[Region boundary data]
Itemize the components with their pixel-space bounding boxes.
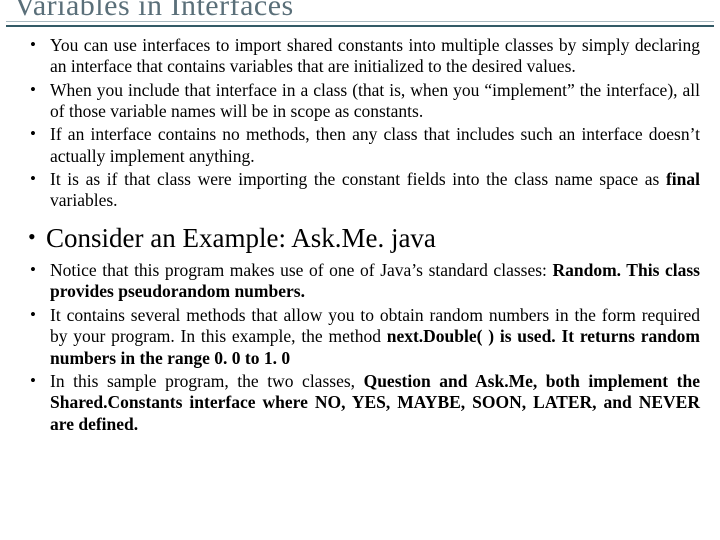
bullet-list-top: You can use interfaces to import shared … bbox=[14, 35, 706, 212]
list-item: In this sample program, the two classes,… bbox=[36, 371, 700, 435]
list-item: When you include that interface in a cla… bbox=[36, 80, 700, 123]
list-item: You can use interfaces to import shared … bbox=[36, 35, 700, 78]
list-item: If an interface contains no methods, the… bbox=[36, 124, 700, 167]
title-underline bbox=[6, 21, 714, 27]
example-heading: Consider an Example: Ask.Me. java bbox=[14, 222, 706, 254]
list-item: It is as if that class were importing th… bbox=[36, 169, 700, 212]
slide-title: Variables in Interfaces bbox=[14, 0, 706, 21]
list-item: It contains several methods that allow y… bbox=[36, 305, 700, 369]
list-item: Notice that this program makes use of on… bbox=[36, 260, 700, 303]
slide: Variables in Interfaces You can use inte… bbox=[0, 0, 720, 531]
bullet-list-bottom: Notice that this program makes use of on… bbox=[14, 260, 706, 435]
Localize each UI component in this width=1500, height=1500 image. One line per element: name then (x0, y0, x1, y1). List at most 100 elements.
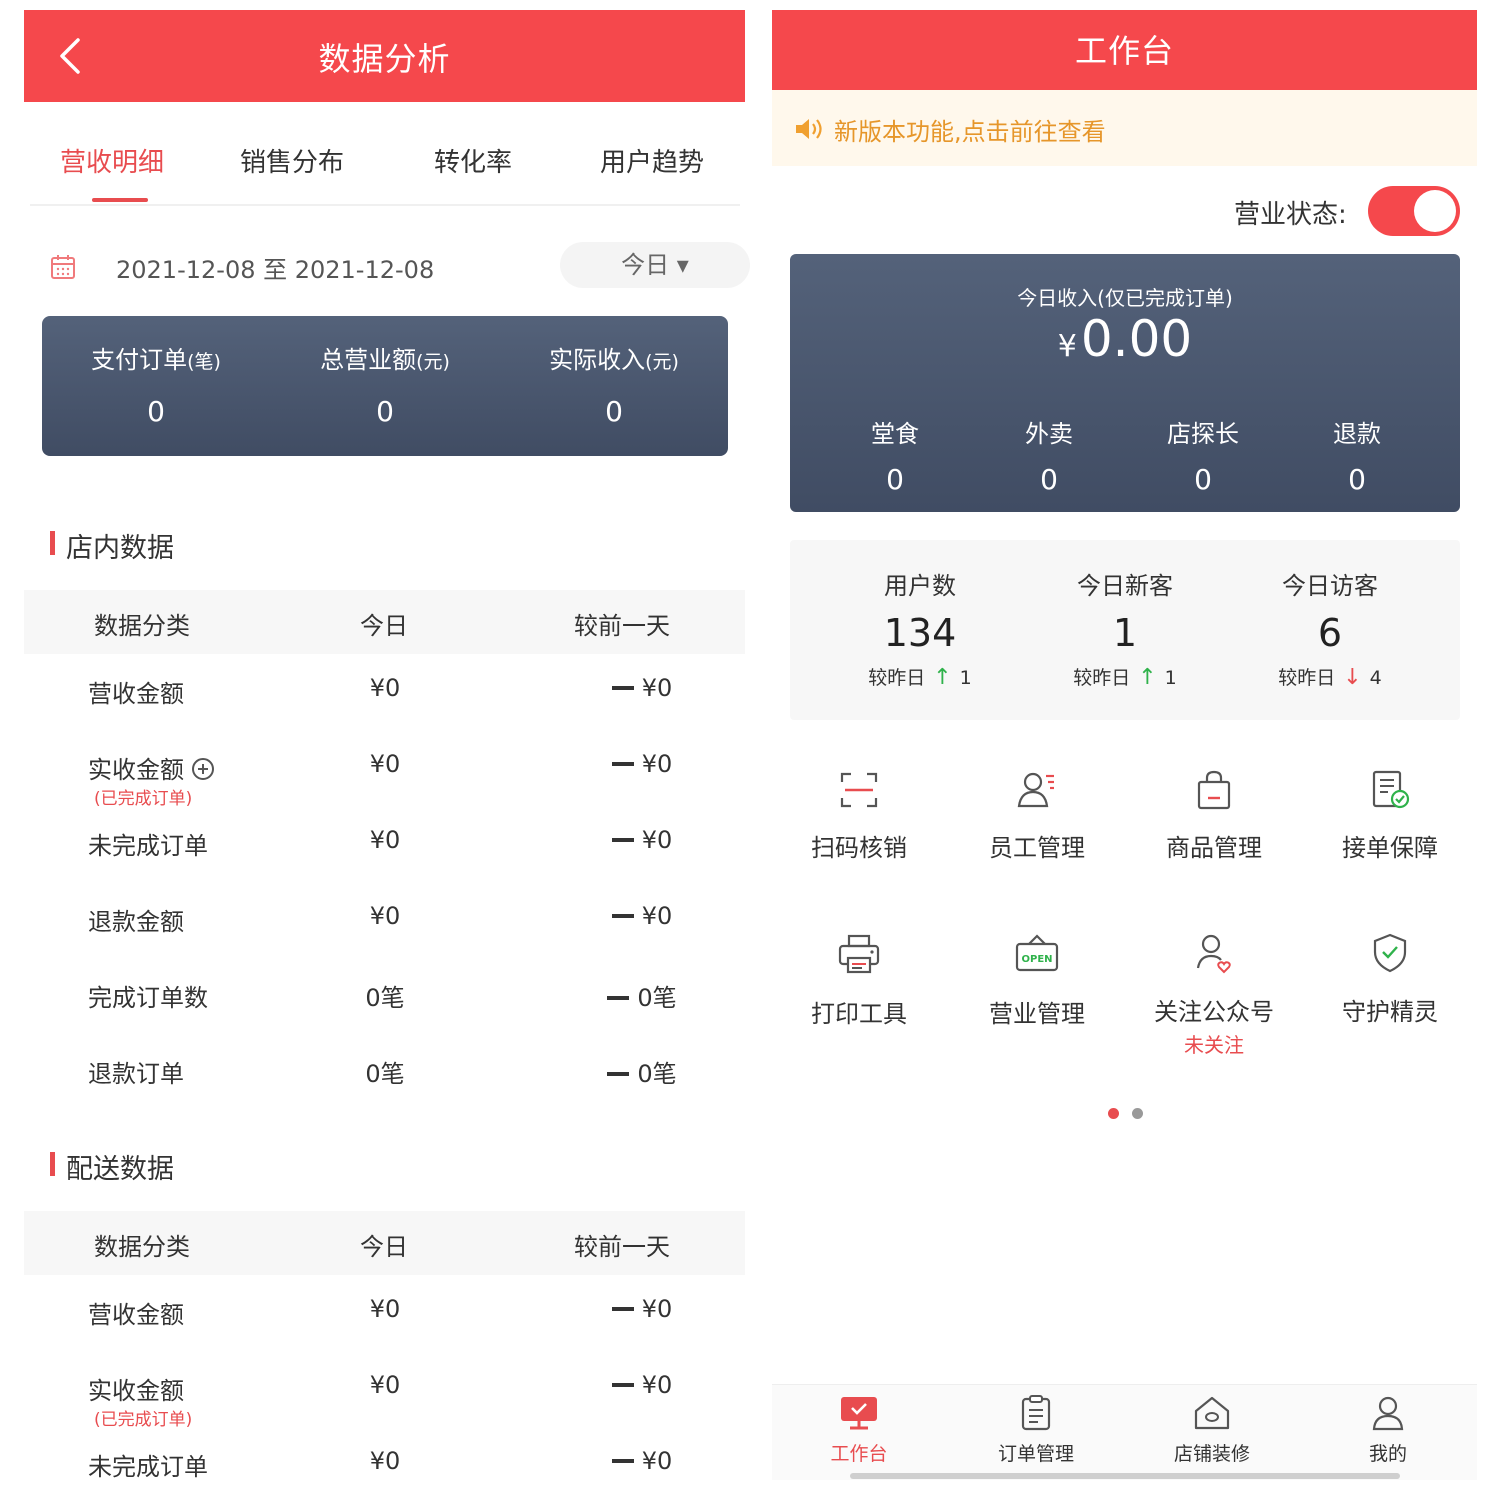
arrow-down-icon: ↓ (1343, 665, 1362, 690)
row-prev: ¥0 (564, 826, 720, 854)
grid-staff-management[interactable]: 员工管理 (957, 770, 1117, 863)
grid-label: 打印工具 (811, 1000, 907, 1028)
user-stats-card: 用户数 134 较昨日 ↑ 1 今日新客 1 较昨日 ↑ 1 今日访客 6 较昨日 ↓ 4 (790, 540, 1460, 720)
workbench-screen: 工作台 新版本功能,点击前往查看 营业状态: 今日收入(仅已完成订单) ¥0.0… (772, 10, 1477, 1500)
compare-delta: 1 (1164, 667, 1177, 689)
grid-label: 关注公众号 (1154, 998, 1274, 1026)
home-icon (1194, 1396, 1230, 1430)
table-row: 退款订单 0笔 0笔 (24, 1040, 745, 1100)
table-row: 营收金额 ¥0 ¥0 (24, 660, 745, 720)
row-prev-value: ¥0 (641, 1371, 673, 1399)
compare-delta: 1 (959, 667, 972, 689)
page-dot-active[interactable] (1108, 1108, 1119, 1119)
date-range[interactable]: 2021-12-08 至 2021-12-08 (116, 250, 434, 285)
table-row: 未完成订单 ¥0 ¥0 (24, 812, 745, 872)
row-today: ¥0 (369, 1447, 401, 1475)
row-today: ¥0 (369, 1371, 401, 1399)
grid-product-management[interactable]: 商品管理 (1134, 770, 1294, 863)
tabbar-label: 店铺装修 (1173, 1443, 1250, 1465)
analysis-tabs: 营收明细 销售分布 转化率 用户趋势 (30, 130, 740, 206)
col-category: 数据分类 (94, 612, 190, 640)
user-icon (1372, 1396, 1404, 1431)
row-name: 未完成订单 (88, 832, 208, 860)
row-name: 完成订单数 (88, 984, 208, 1012)
row-today: 0笔 (365, 1060, 405, 1088)
page-dot[interactable] (1132, 1108, 1143, 1119)
grid-follow-official-account[interactable]: 关注公众号 未关注 (1134, 932, 1294, 1058)
col-today: 今日 (360, 1233, 408, 1261)
dash-icon (611, 1459, 634, 1463)
grid-print-tools[interactable]: 打印工具 (779, 932, 939, 1029)
arrow-up-icon: ↑ (933, 665, 952, 690)
grid-business-management[interactable]: OPEN 营业管理 (957, 932, 1117, 1029)
grid-sub-label: 未关注 (1184, 1033, 1244, 1057)
stat-visitors: 今日访客 6 较昨日 ↓ 4 (1220, 566, 1440, 690)
notice-bar[interactable]: 新版本功能,点击前往查看 (772, 90, 1477, 166)
date-filter: 2021-12-08 至 2021-12-08 今日 ▾ (48, 242, 750, 302)
date-preset-dropdown[interactable]: 今日 ▾ (560, 242, 750, 288)
summary-value: 0 (605, 395, 623, 428)
tab-user-trend[interactable]: 用户趋势 (600, 142, 704, 179)
today-income-card: 今日收入(仅已完成订单) ¥0.00 堂食 0 外卖 0 店探长 0 退款 0 (790, 254, 1460, 512)
analysis-header: 数据分析 (24, 10, 745, 102)
calendar-icon (51, 255, 75, 279)
document-check-icon (1372, 770, 1410, 809)
row-prev-value: ¥0 (641, 750, 673, 778)
row-prev: ¥0 (564, 674, 720, 702)
row-prev-value: 0笔 (637, 1060, 677, 1088)
row-prev: ¥0 (564, 1295, 720, 1323)
tabbar-store-decoration[interactable]: 店铺装修 (1142, 1395, 1282, 1466)
row-today: ¥0 (369, 674, 401, 702)
tabbar-order-management[interactable]: 订单管理 (966, 1395, 1106, 1466)
row-sub-label: (已完成订单) (94, 789, 193, 809)
row-today: ¥0 (369, 1295, 401, 1323)
clipboard-icon (1021, 1395, 1051, 1431)
tabbar-mine[interactable]: 我的 (1318, 1395, 1458, 1466)
table-row: 未完成订单 ¥0 ¥0 (24, 1433, 745, 1493)
row-name: 营收金额 (88, 1301, 184, 1329)
business-status-toggle[interactable] (1368, 186, 1460, 236)
stat-label: 今日访客 (1282, 572, 1378, 600)
grid-scan-verify[interactable]: 扫码核销 (779, 770, 939, 863)
grid-label: 接单保障 (1342, 834, 1438, 862)
tab-conversion-rate[interactable]: 转化率 (434, 142, 512, 179)
income-item-value: 0 (1194, 463, 1212, 496)
stat-label: 用户数 (884, 572, 956, 600)
table-row: 实收金额 (已完成订单) ¥0 ¥0 (24, 1357, 745, 1430)
grid-label: 营业管理 (989, 1000, 1085, 1028)
summary-paid-orders: 支付订单(笔) 0 (42, 340, 270, 428)
delivery-data-title: 配送数据 (50, 1147, 174, 1186)
data-analysis-screen: 数据分析 营收明细 销售分布 转化率 用户趋势 2021-12-08 至 202… (24, 10, 750, 1500)
grid-order-guarantee[interactable]: 接单保障 (1310, 770, 1470, 863)
compare-label: 较昨日 (1278, 667, 1336, 689)
printer-icon (838, 934, 880, 974)
business-status: 营业状态: (772, 184, 1477, 240)
row-name: 实收金额 (88, 750, 214, 785)
active-tab-indicator (92, 198, 148, 202)
col-category: 数据分类 (94, 1233, 190, 1261)
summary-unit: (笔) (187, 351, 221, 373)
income-dine-in: 堂食 0 (815, 414, 975, 496)
summary-total-revenue: 总营业额(元) 0 (271, 340, 499, 428)
dash-icon (611, 914, 634, 918)
tab-revenue-detail[interactable]: 营收明细 (60, 142, 164, 179)
tabbar-label: 订单管理 (997, 1443, 1074, 1465)
notice-text[interactable]: 新版本功能,点击前往查看 (834, 112, 1106, 147)
stat-compare: 较昨日 ↑ 1 (810, 663, 1030, 690)
grid-guardian-spirit[interactable]: 守护精灵 (1310, 932, 1470, 1027)
speaker-icon (796, 119, 822, 139)
tab-sales-distribution[interactable]: 销售分布 (240, 142, 344, 179)
row-today: ¥0 (369, 826, 401, 854)
follow-user-icon (1196, 934, 1231, 974)
row-sub-label: (已完成订单) (94, 1410, 193, 1430)
income-store-explorer: 店探长 0 (1123, 414, 1283, 496)
col-today: 今日 (360, 612, 408, 640)
tabbar-workbench[interactable]: 工作台 (789, 1395, 929, 1466)
row-prev-value: ¥0 (641, 1295, 673, 1323)
tabbar-label: 工作台 (830, 1443, 888, 1465)
plus-circle-icon[interactable] (192, 758, 214, 780)
store-table-header: 数据分类 今日 较前一天 (24, 590, 745, 654)
row-today: ¥0 (369, 902, 401, 930)
summary-label: 总营业额 (320, 346, 417, 374)
open-sign-icon: OPEN (1015, 934, 1059, 972)
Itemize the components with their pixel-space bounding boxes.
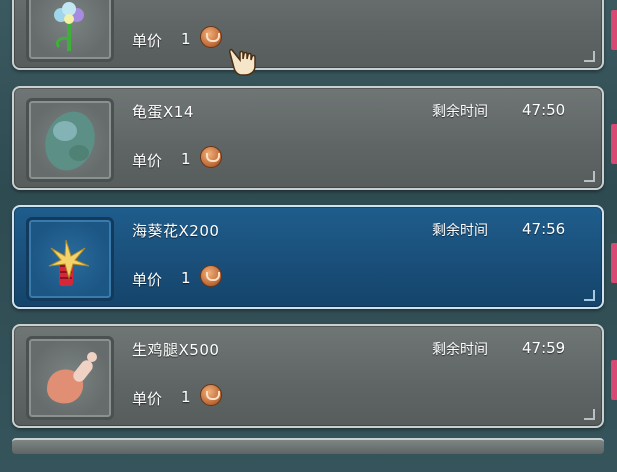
price-value: 1 bbox=[181, 150, 191, 168]
list-item-sea-anemone[interactable]: 海葵花X200 剩余时间 47:56 单价 1 bbox=[12, 205, 604, 309]
remaining-time-value: 47:59 bbox=[522, 339, 566, 357]
price-label: 单价 bbox=[132, 152, 163, 170]
item-thumbnail bbox=[26, 98, 114, 182]
item-thumbnail bbox=[26, 336, 114, 420]
market-listing-panel: 单价 1 龟蛋X14 剩余时间 47:50 单价 1 海葵花X200 剩余时间 … bbox=[0, 0, 617, 472]
coin-icon bbox=[200, 146, 222, 168]
remaining-time-value: 47:50 bbox=[522, 101, 566, 119]
remaining-time-value: 47:56 bbox=[522, 220, 566, 238]
item-thumbnail bbox=[26, 0, 114, 62]
side-tab[interactable] bbox=[611, 360, 617, 400]
price-value: 1 bbox=[181, 388, 191, 406]
side-tab[interactable] bbox=[611, 10, 617, 50]
coin-icon bbox=[200, 384, 222, 406]
remaining-time-label: 剩余时间 bbox=[432, 104, 488, 120]
sea-anemone-flower-icon bbox=[48, 239, 90, 286]
turtle-egg-icon bbox=[45, 111, 95, 171]
price-label: 单价 bbox=[132, 390, 163, 408]
item-name: 海葵花X200 bbox=[132, 222, 220, 240]
coin-icon bbox=[200, 26, 222, 48]
corner-expand-icon[interactable] bbox=[584, 409, 595, 420]
price-label: 单价 bbox=[132, 32, 163, 50]
corner-expand-icon[interactable] bbox=[584, 290, 595, 301]
list-item-raw-chicken-leg[interactable]: 生鸡腿X500 剩余时间 47:59 单价 1 bbox=[12, 324, 604, 428]
coin-icon bbox=[200, 265, 222, 287]
pointer-hand-icon bbox=[229, 48, 256, 76]
list-item-turtle-egg[interactable]: 龟蛋X14 剩余时间 47:50 单价 1 bbox=[12, 86, 604, 190]
price-label: 单价 bbox=[132, 271, 163, 289]
corner-expand-icon[interactable] bbox=[584, 171, 595, 182]
price-value: 1 bbox=[181, 30, 191, 48]
remaining-time-label: 剩余时间 bbox=[432, 223, 488, 239]
list-item-flower[interactable]: 单价 1 bbox=[12, 0, 604, 70]
side-tab[interactable] bbox=[611, 124, 617, 164]
item-name: 生鸡腿X500 bbox=[132, 341, 220, 359]
corner-expand-icon[interactable] bbox=[584, 51, 595, 62]
item-name: 龟蛋X14 bbox=[132, 103, 194, 121]
raw-chicken-leg-icon bbox=[47, 352, 97, 404]
price-value: 1 bbox=[181, 269, 191, 287]
remaining-time-label: 剩余时间 bbox=[432, 342, 488, 358]
item-thumbnail bbox=[26, 217, 114, 301]
side-tab[interactable] bbox=[611, 243, 617, 283]
next-item-edge bbox=[12, 438, 604, 454]
flower-icon bbox=[54, 2, 84, 51]
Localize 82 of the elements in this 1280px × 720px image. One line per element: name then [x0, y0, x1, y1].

▶ _To do_: Rewrite the records from the line that has "bullet-list-top: You can" through the line that has "list-item: You can", changing "list-item" to "bullet-item" and leaving everything else unchanged.

▶ _Exercise response_:
bullet-list-top: You can use interfaces to import shared … bbox=[14, 35, 706, 212]
bullet-item: In this sample program, the two classes,… bbox=[36, 371, 700, 435]
bullet-item: When you include that interface in a cla… bbox=[36, 80, 700, 123]
bullet-item: You can use interfaces to import shared … bbox=[36, 35, 700, 78]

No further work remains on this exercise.